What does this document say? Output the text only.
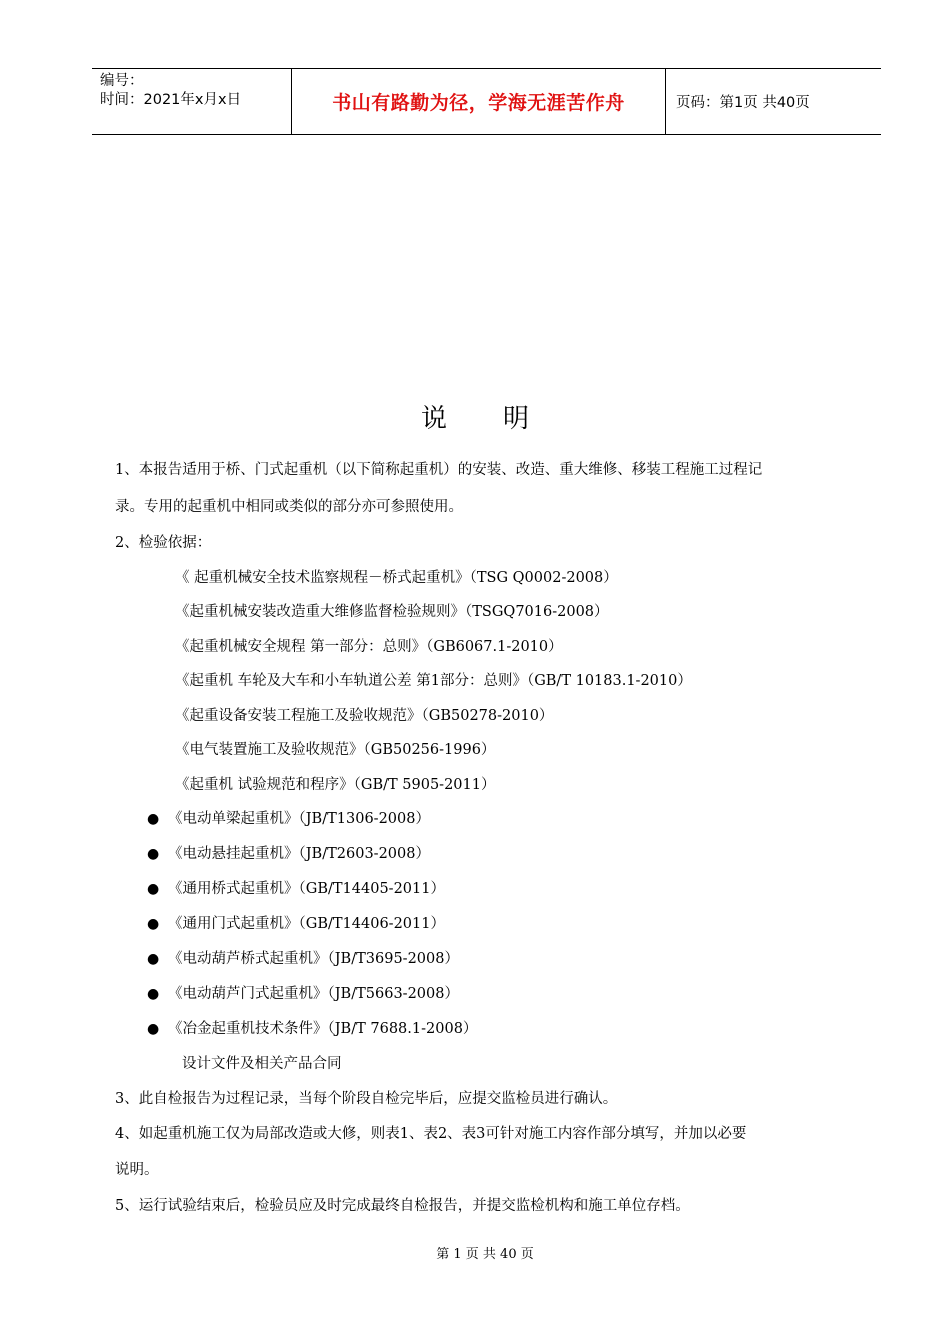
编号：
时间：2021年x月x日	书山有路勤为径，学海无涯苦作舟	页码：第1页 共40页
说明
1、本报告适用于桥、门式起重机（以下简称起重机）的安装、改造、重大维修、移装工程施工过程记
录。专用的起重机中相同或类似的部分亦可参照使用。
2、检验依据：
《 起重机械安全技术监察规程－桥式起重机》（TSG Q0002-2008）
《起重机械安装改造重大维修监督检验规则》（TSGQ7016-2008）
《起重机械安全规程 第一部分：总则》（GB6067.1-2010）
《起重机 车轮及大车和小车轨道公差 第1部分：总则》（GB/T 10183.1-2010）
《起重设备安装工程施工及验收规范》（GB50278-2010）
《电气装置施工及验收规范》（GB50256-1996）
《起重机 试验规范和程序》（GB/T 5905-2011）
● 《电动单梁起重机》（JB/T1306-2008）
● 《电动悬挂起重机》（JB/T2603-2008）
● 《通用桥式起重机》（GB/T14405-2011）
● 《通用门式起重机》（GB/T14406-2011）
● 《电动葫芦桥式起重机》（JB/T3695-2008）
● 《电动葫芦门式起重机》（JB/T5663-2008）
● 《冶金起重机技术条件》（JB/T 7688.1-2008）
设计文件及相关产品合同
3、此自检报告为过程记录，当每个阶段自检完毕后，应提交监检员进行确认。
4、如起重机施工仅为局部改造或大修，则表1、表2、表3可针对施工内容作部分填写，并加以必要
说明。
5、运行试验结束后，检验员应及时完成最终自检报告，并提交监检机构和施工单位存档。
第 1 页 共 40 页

____________

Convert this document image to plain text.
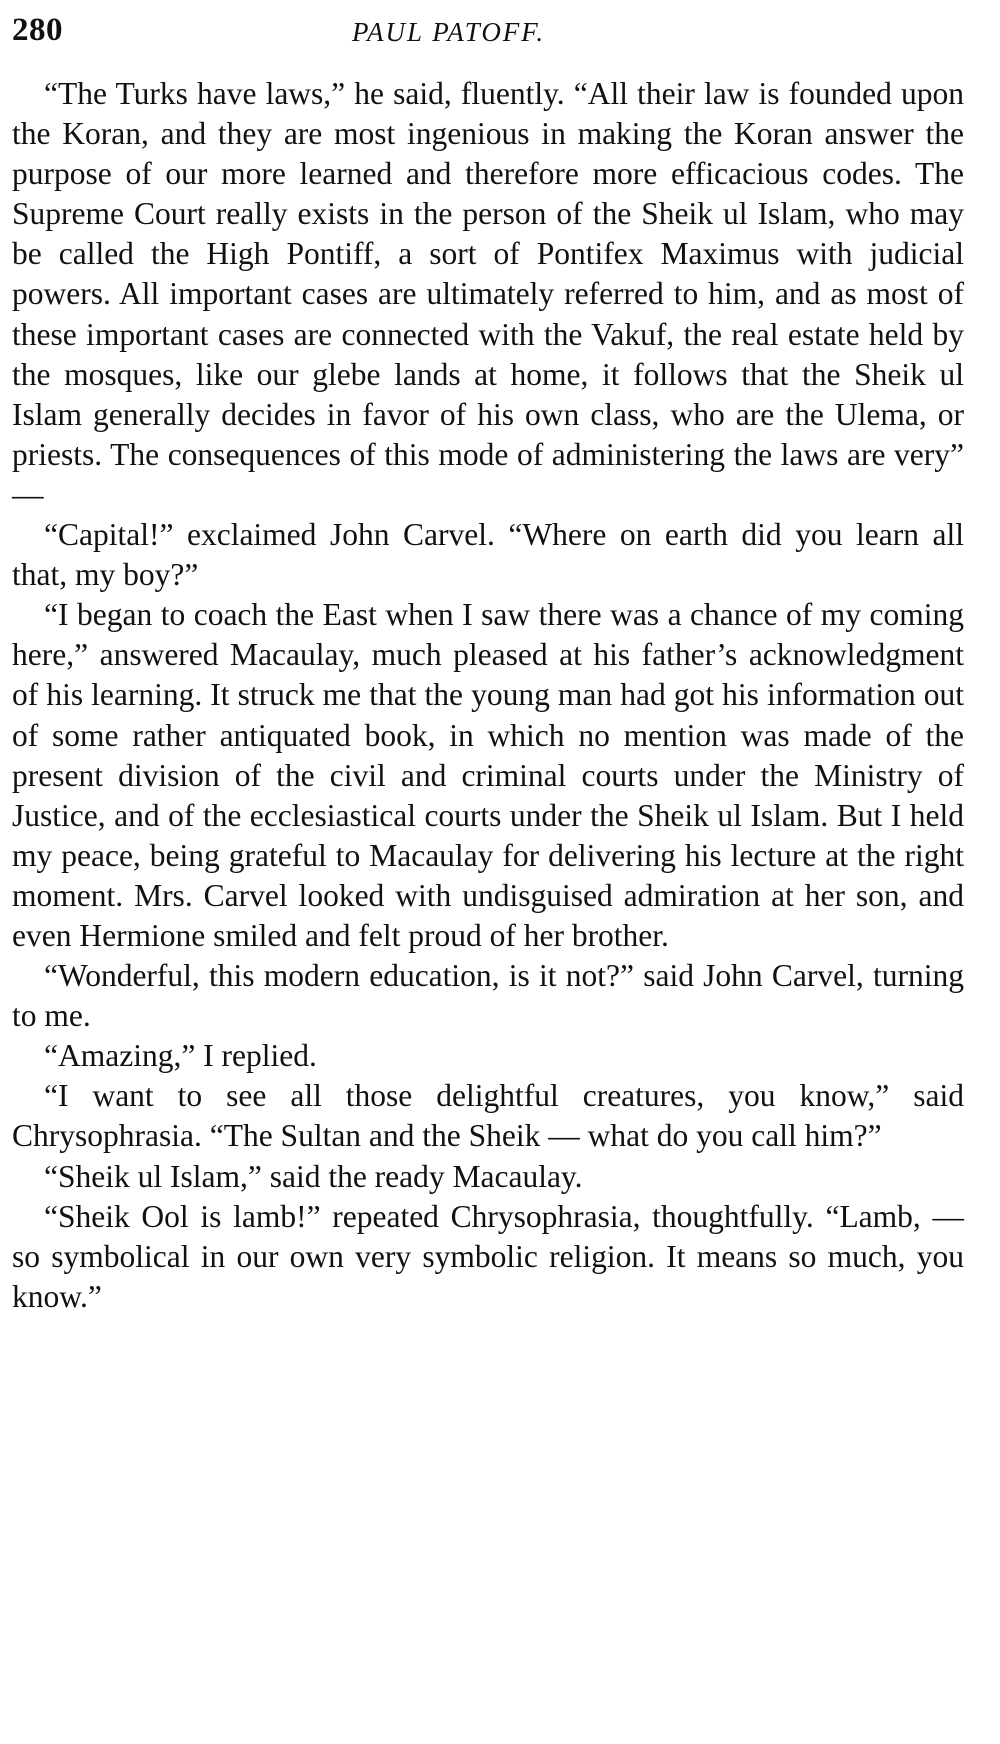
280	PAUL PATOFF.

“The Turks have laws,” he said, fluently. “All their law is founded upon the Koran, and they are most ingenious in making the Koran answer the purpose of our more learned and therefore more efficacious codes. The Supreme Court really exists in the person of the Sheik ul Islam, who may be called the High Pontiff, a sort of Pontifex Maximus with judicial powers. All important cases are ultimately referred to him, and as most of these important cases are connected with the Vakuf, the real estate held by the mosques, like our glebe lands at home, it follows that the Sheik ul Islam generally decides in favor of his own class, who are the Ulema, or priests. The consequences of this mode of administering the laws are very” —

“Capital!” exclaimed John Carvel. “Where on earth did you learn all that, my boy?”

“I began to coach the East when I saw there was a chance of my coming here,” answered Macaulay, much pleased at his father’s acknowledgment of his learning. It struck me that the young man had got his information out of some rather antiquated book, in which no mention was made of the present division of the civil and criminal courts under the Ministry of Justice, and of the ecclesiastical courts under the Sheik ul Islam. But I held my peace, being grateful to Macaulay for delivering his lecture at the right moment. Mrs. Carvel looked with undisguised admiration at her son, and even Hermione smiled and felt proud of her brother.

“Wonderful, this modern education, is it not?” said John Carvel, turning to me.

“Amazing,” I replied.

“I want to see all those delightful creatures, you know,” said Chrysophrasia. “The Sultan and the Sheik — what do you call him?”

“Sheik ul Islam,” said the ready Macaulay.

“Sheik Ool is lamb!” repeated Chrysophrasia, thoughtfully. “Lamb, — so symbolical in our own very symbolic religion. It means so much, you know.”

____________

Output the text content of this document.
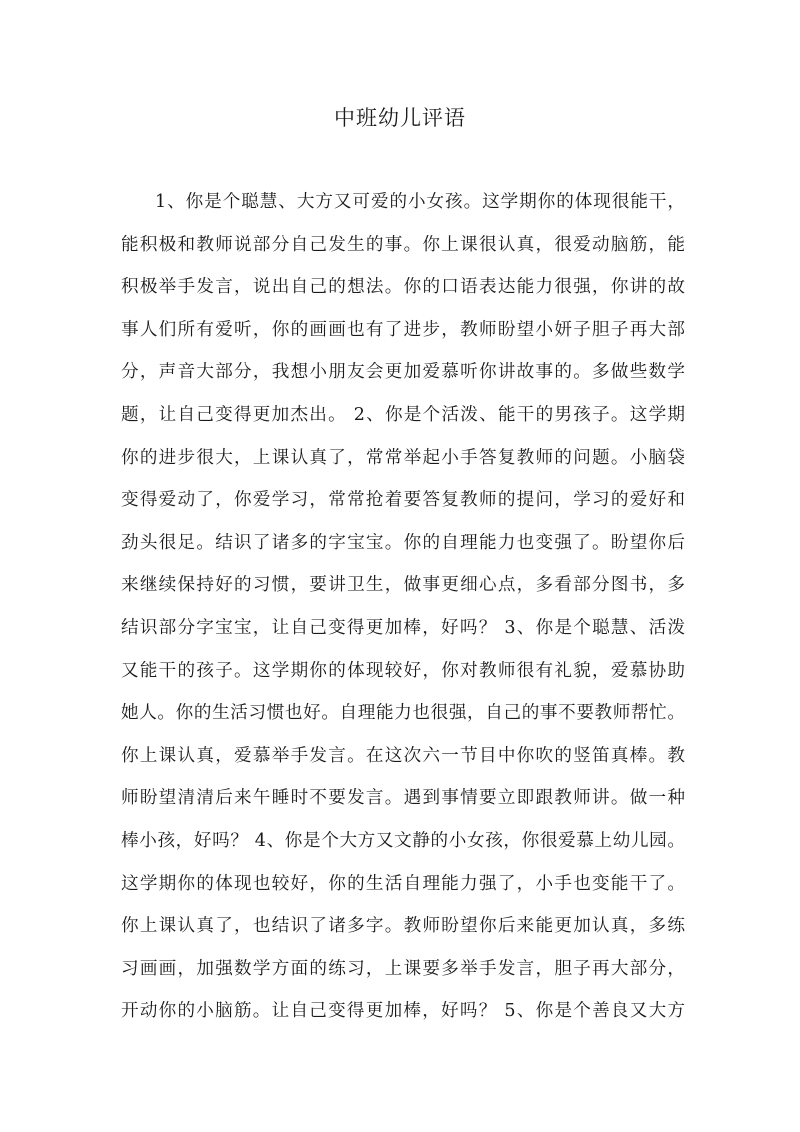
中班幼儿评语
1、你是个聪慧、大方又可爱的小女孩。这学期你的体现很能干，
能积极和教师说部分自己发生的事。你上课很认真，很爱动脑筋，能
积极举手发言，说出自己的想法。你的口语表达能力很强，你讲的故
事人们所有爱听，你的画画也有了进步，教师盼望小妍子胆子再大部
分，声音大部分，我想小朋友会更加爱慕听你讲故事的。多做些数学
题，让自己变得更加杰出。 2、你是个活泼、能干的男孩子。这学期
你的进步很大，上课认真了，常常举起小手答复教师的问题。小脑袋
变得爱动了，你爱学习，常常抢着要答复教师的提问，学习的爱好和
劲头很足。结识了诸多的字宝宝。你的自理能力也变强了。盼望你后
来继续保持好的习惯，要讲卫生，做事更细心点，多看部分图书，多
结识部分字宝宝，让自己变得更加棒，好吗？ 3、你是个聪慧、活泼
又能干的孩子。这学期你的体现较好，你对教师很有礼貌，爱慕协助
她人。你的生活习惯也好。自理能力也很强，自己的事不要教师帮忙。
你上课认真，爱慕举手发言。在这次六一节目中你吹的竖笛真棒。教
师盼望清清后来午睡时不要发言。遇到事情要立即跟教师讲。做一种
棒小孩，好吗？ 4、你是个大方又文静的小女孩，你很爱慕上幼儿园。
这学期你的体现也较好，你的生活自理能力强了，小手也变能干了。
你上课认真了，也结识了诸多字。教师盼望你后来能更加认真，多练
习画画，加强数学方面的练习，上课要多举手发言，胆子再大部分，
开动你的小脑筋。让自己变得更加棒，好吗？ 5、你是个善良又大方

____________

* _CHALLENGE_: Find the word "Output" in the records and pull out each line that has it.

* _COMPLETE RESPONSE_:
What does this document say? Output the text only.
Output the text content of this document.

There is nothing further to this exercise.